● **Task goal**
Reproduce the full listing that appears beneath this instruction exactly.

● **Information supplied**
-- begin --
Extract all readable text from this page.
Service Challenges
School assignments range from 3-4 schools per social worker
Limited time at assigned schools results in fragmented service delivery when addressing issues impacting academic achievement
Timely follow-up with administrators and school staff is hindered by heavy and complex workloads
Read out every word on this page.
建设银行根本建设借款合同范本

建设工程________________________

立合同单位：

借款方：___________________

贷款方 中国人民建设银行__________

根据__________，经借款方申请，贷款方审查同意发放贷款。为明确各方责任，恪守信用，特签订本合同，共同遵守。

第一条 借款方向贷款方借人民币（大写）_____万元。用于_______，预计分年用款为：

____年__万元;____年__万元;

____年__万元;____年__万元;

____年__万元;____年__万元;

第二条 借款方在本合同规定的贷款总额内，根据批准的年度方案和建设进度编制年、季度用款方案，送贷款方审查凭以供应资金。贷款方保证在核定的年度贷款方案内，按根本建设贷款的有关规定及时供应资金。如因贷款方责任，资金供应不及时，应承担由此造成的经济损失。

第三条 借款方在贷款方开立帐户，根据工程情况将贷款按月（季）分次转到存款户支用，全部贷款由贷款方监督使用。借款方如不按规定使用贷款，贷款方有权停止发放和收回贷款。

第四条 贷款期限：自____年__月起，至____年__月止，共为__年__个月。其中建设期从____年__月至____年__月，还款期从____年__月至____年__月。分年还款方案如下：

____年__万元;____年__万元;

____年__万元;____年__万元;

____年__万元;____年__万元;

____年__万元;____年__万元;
-- end --
● **Reply to the exercise**
Extract all readable text from this page.
Service Challenges
School assignments range from 3-4 schools per social worker
Limited time at assigned schools results in fragmented service delivery when addressing issues impacting academic achievement
Timely follow-up with administrators and school staff is hindered by heavy and complex workloads
Read out every word on this page.
建设银行根本建设借款合同范本

建设工程________________________

立合同单位：

借款方：___________________

贷款方 中国人民建设银行__________

根据__________，经借款方申请，贷款方审查同意发放贷款。为明确各方责任，恪守信用，特签订本合同，共同遵守。

第一条 借款方向贷款方借人民币（大写）_____万元。用于_______，预计分年用款为：

____年__万元;____年__万元;

____年__万元;____年__万元;

____年__万元;____年__万元;

第二条 借款方在本合同规定的贷款总额内，根据批准的年度方案和建设进度编制年、季度用款方案，送贷款方审查凭以供应资金。贷款方保证在核定的年度贷款方案内，按根本建设贷款的有关规定及时供应资金。如因贷款方责任，资金供应不及时，应承担由此造成的经济损失。

第三条 借款方在贷款方开立帐户，根据工程情况将贷款按月（季）分次转到存款户支用，全部贷款由贷款方监督使用。借款方如不按规定使用贷款，贷款方有权停止发放和收回贷款。

第四条 贷款期限：自____年__月起，至____年__月止，共为__年__个月。其中建设期从____年__月至____年__月，还款期从____年__月至____年__月。分年还款方案如下：

____年__万元;____年__万元;

____年__万元;____年__万元;

____年__万元;____年__万元;

____年__万元;____年__万元;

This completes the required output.